-- BEGIN --

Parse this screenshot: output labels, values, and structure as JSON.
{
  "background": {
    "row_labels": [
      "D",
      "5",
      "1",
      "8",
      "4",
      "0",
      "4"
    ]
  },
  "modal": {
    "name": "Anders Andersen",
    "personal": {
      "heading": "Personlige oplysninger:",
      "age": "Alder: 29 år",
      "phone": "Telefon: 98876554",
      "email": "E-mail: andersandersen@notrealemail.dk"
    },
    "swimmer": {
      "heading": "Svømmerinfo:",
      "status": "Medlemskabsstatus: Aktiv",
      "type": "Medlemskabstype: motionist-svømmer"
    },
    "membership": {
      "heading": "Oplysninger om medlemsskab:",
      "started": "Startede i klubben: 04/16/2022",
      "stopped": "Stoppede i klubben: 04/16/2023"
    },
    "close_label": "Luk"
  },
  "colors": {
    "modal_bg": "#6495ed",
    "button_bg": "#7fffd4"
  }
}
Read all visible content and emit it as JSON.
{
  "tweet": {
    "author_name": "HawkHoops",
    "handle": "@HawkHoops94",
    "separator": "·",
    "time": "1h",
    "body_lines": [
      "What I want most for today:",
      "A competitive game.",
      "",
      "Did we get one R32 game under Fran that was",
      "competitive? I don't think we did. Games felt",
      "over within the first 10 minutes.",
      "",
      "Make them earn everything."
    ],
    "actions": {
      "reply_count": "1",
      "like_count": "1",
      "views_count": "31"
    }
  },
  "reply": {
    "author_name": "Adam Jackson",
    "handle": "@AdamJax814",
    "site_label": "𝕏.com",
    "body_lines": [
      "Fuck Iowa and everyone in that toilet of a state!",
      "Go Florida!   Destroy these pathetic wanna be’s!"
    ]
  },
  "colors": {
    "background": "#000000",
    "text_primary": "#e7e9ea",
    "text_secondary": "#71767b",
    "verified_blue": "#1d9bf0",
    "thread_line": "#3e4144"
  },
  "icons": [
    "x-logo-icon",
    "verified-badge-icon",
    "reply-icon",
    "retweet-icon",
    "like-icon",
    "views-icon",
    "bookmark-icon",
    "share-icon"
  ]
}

-- END --

● What the exercise asks
Word for word, write out the data.

● The answer
Parse this screenshot: output labels, values, and structure as JSON.
{
  "background": {
    "row_labels": [
      "D",
      "5",
      "1",
      "8",
      "4",
      "0",
      "4"
    ]
  },
  "modal": {
    "name": "Anders Andersen",
    "personal": {
      "heading": "Personlige oplysninger:",
      "age": "Alder: 29 år",
      "phone": "Telefon: 98876554",
      "email": "E-mail: andersandersen@notrealemail.dk"
    },
    "swimmer": {
      "heading": "Svømmerinfo:",
      "status": "Medlemskabsstatus: Aktiv",
      "type": "Medlemskabstype: motionist-svømmer"
    },
    "membership": {
      "heading": "Oplysninger om medlemsskab:",
      "started": "Startede i klubben: 04/16/2022",
      "stopped": "Stoppede i klubben: 04/16/2023"
    },
    "close_label": "Luk"
  },
  "colors": {
    "modal_bg": "#6495ed",
    "button_bg": "#7fffd4"
  }
}
Read all visible content and emit it as JSON.
{
  "tweet": {
    "author_name": "HawkHoops",
    "handle": "@HawkHoops94",
    "separator": "·",
    "time": "1h",
    "body_lines": [
      "What I want most for today:",
      "A competitive game.",
      "",
      "Did we get one R32 game under Fran that was",
      "competitive? I don't think we did. Games felt",
      "over within the first 10 minutes.",
      "",
      "Make them earn everything."
    ],
    "actions": {
      "reply_count": "1",
      "like_count": "1",
      "views_count": "31"
    }
  },
  "reply": {
    "author_name": "Adam Jackson",
    "handle": "@AdamJax814",
    "site_label": "𝕏.com",
    "body_lines": [
      "Fuck Iowa and everyone in that toilet of a state!",
      "Go Florida!   Destroy these pathetic wanna be’s!"
    ]
  },
  "colors": {
    "background": "#000000",
    "text_primary": "#e7e9ea",
    "text_secondary": "#71767b",
    "verified_blue": "#1d9bf0",
    "thread_line": "#3e4144"
  },
  "icons": [
    "x-logo-icon",
    "verified-badge-icon",
    "reply-icon",
    "retweet-icon",
    "like-icon",
    "views-icon",
    "bookmark-icon",
    "share-icon"
  ]
}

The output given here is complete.